PROBLEM REQUIREMENTS: Produce a verbatim copy of the entries listed below.
━━━
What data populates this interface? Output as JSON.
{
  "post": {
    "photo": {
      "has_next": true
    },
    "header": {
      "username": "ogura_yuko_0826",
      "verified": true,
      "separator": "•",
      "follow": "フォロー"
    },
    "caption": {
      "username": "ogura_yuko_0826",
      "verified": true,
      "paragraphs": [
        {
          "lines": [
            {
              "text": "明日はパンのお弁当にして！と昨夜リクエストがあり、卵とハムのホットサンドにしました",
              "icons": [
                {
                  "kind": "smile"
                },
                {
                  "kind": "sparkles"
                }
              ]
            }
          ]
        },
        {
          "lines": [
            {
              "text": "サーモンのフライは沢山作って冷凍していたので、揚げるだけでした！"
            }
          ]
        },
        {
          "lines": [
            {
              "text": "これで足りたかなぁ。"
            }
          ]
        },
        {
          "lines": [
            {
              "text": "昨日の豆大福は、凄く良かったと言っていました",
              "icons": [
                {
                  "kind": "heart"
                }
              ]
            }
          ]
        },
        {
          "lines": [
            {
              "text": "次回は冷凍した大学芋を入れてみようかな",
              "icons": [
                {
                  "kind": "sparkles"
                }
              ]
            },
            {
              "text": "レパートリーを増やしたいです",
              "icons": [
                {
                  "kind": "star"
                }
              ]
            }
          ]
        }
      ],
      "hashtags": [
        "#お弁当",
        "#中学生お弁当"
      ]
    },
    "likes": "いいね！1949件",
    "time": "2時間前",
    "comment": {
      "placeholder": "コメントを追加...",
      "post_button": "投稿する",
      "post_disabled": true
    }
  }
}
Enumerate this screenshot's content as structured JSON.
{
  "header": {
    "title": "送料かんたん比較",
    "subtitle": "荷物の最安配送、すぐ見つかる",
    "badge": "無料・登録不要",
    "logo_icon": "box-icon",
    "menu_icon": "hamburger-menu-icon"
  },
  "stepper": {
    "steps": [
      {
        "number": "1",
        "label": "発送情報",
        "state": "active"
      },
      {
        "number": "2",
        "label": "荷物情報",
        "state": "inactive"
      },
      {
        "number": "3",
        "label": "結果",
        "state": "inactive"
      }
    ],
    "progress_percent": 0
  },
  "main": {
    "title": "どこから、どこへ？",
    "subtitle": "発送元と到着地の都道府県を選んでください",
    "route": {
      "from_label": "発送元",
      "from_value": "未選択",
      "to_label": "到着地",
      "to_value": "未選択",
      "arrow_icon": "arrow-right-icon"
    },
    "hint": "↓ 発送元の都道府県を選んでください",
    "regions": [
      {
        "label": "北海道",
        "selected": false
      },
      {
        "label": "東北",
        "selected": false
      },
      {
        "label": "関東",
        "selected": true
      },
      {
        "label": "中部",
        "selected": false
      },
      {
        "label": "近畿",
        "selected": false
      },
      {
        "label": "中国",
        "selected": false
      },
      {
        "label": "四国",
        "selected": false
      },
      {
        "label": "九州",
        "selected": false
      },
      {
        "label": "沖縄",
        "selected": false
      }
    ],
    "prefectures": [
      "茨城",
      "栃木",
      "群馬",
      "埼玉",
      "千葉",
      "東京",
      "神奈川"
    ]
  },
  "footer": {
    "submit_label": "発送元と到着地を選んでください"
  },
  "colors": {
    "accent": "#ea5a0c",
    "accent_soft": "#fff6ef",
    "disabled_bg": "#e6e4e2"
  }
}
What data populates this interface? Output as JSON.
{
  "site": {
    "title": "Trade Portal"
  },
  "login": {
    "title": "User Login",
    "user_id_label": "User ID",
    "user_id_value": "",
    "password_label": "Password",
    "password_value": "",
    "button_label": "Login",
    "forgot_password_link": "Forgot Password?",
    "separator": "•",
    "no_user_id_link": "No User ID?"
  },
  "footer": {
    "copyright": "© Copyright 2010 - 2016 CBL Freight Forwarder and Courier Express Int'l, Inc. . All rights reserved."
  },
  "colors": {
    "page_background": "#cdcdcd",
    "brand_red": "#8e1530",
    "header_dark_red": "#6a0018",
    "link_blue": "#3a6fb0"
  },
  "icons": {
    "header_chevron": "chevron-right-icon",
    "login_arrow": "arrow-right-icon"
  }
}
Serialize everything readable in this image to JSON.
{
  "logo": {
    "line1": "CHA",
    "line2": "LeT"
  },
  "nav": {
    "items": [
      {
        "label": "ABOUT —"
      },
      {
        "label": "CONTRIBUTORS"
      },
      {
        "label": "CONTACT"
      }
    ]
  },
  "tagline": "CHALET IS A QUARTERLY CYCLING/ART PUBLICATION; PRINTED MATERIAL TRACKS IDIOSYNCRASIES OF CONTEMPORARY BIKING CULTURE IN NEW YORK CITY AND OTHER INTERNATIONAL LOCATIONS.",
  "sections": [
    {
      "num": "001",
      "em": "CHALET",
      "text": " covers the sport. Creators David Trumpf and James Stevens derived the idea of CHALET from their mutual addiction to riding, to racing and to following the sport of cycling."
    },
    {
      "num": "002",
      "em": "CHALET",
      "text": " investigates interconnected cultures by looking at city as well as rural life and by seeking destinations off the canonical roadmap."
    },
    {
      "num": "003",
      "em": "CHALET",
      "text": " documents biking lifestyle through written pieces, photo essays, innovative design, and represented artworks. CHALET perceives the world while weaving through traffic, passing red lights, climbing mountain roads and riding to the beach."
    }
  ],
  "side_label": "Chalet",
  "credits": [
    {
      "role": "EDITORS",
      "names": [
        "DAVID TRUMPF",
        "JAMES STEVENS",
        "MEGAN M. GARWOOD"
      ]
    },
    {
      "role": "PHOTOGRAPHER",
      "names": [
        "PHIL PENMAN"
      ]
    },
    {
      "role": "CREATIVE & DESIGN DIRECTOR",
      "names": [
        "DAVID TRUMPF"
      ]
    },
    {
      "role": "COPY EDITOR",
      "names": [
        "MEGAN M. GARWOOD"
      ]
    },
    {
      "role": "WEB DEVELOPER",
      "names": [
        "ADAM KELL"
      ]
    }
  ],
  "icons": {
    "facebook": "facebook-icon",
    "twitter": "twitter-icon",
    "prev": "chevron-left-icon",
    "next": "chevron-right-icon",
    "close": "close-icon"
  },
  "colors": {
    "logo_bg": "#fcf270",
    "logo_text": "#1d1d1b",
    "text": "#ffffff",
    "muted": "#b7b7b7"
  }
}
━━━
RESULT:
What data populates this interface? Output as JSON.
{
  "post": {
    "photo": {
      "has_next": true
    },
    "header": {
      "username": "ogura_yuko_0826",
      "verified": true,
      "separator": "•",
      "follow": "フォロー"
    },
    "caption": {
      "username": "ogura_yuko_0826",
      "verified": true,
      "paragraphs": [
        {
          "lines": [
            {
              "text": "明日はパンのお弁当にして！と昨夜リクエストがあり、卵とハムのホットサンドにしました",
              "icons": [
                {
                  "kind": "smile"
                },
                {
                  "kind": "sparkles"
                }
              ]
            }
          ]
        },
        {
          "lines": [
            {
              "text": "サーモンのフライは沢山作って冷凍していたので、揚げるだけでした！"
            }
          ]
        },
        {
          "lines": [
            {
              "text": "これで足りたかなぁ。"
            }
          ]
        },
        {
          "lines": [
            {
              "text": "昨日の豆大福は、凄く良かったと言っていました",
              "icons": [
                {
                  "kind": "heart"
                }
              ]
            }
          ]
        },
        {
          "lines": [
            {
              "text": "次回は冷凍した大学芋を入れてみようかな",
              "icons": [
                {
                  "kind": "sparkles"
                }
              ]
            },
            {
              "text": "レパートリーを増やしたいです",
              "icons": [
                {
                  "kind": "star"
                }
              ]
            }
          ]
        }
      ],
      "hashtags": [
        "#お弁当",
        "#中学生お弁当"
      ]
    },
    "likes": "いいね！1949件",
    "time": "2時間前",
    "comment": {
      "placeholder": "コメントを追加...",
      "post_button": "投稿する",
      "post_disabled": true
    }
  }
}
Enumerate this screenshot's content as structured JSON.
{
  "header": {
    "title": "送料かんたん比較",
    "subtitle": "荷物の最安配送、すぐ見つかる",
    "badge": "無料・登録不要",
    "logo_icon": "box-icon",
    "menu_icon": "hamburger-menu-icon"
  },
  "stepper": {
    "steps": [
      {
        "number": "1",
        "label": "発送情報",
        "state": "active"
      },
      {
        "number": "2",
        "label": "荷物情報",
        "state": "inactive"
      },
      {
        "number": "3",
        "label": "結果",
        "state": "inactive"
      }
    ],
    "progress_percent": 0
  },
  "main": {
    "title": "どこから、どこへ？",
    "subtitle": "発送元と到着地の都道府県を選んでください",
    "route": {
      "from_label": "発送元",
      "from_value": "未選択",
      "to_label": "到着地",
      "to_value": "未選択",
      "arrow_icon": "arrow-right-icon"
    },
    "hint": "↓ 発送元の都道府県を選んでください",
    "regions": [
      {
        "label": "北海道",
        "selected": false
      },
      {
        "label": "東北",
        "selected": false
      },
      {
        "label": "関東",
        "selected": true
      },
      {
        "label": "中部",
        "selected": false
      },
      {
        "label": "近畿",
        "selected": false
      },
      {
        "label": "中国",
        "selected": false
      },
      {
        "label": "四国",
        "selected": false
      },
      {
        "label": "九州",
        "selected": false
      },
      {
        "label": "沖縄",
        "selected": false
      }
    ],
    "prefectures": [
      "茨城",
      "栃木",
      "群馬",
      "埼玉",
      "千葉",
      "東京",
      "神奈川"
    ]
  },
  "footer": {
    "submit_label": "発送元と到着地を選んでください"
  },
  "colors": {
    "accent": "#ea5a0c",
    "accent_soft": "#fff6ef",
    "disabled_bg": "#e6e4e2"
  }
}
What data populates this interface? Output as JSON.
{
  "site": {
    "title": "Trade Portal"
  },
  "login": {
    "title": "User Login",
    "user_id_label": "User ID",
    "user_id_value": "",
    "password_label": "Password",
    "password_value": "",
    "button_label": "Login",
    "forgot_password_link": "Forgot Password?",
    "separator": "•",
    "no_user_id_link": "No User ID?"
  },
  "footer": {
    "copyright": "© Copyright 2010 - 2016 CBL Freight Forwarder and Courier Express Int'l, Inc. . All rights reserved."
  },
  "colors": {
    "page_background": "#cdcdcd",
    "brand_red": "#8e1530",
    "header_dark_red": "#6a0018",
    "link_blue": "#3a6fb0"
  },
  "icons": {
    "header_chevron": "chevron-right-icon",
    "login_arrow": "arrow-right-icon"
  }
}
Serialize everything readable in this image to JSON.
{
  "logo": {
    "line1": "CHA",
    "line2": "LeT"
  },
  "nav": {
    "items": [
      {
        "label": "ABOUT —"
      },
      {
        "label": "CONTRIBUTORS"
      },
      {
        "label": "CONTACT"
      }
    ]
  },
  "tagline": "CHALET IS A QUARTERLY CYCLING/ART PUBLICATION; PRINTED MATERIAL TRACKS IDIOSYNCRASIES OF CONTEMPORARY BIKING CULTURE IN NEW YORK CITY AND OTHER INTERNATIONAL LOCATIONS.",
  "sections": [
    {
      "num": "001",
      "em": "CHALET",
      "text": " covers the sport. Creators David Trumpf and James Stevens derived the idea of CHALET from their mutual addiction to riding, to racing and to following the sport of cycling."
    },
    {
      "num": "002",
      "em": "CHALET",
      "text": " investigates interconnected cultures by looking at city as well as rural life and by seeking destinations off the canonical roadmap."
    },
    {
      "num": "003",
      "em": "CHALET",
      "text": " documents biking lifestyle through written pieces, photo essays, innovative design, and represented artworks. CHALET perceives the world while weaving through traffic, passing red lights, climbing mountain roads and riding to the beach."
    }
  ],
  "side_label": "Chalet",
  "credits": [
    {
      "role": "EDITORS",
      "names": [
        "DAVID TRUMPF",
        "JAMES STEVENS",
        "MEGAN M. GARWOOD"
      ]
    },
    {
      "role": "PHOTOGRAPHER",
      "names": [
        "PHIL PENMAN"
      ]
    },
    {
      "role": "CREATIVE & DESIGN DIRECTOR",
      "names": [
        "DAVID TRUMPF"
      ]
    },
    {
      "role": "COPY EDITOR",
      "names": [
        "MEGAN M. GARWOOD"
      ]
    },
    {
      "role": "WEB DEVELOPER",
      "names": [
        "ADAM KELL"
      ]
    }
  ],
  "icons": {
    "facebook": "facebook-icon",
    "twitter": "twitter-icon",
    "prev": "chevron-left-icon",
    "next": "chevron-right-icon",
    "close": "close-icon"
  },
  "colors": {
    "logo_bg": "#fcf270",
    "logo_text": "#1d1d1b",
    "text": "#ffffff",
    "muted": "#b7b7b7"
  }
}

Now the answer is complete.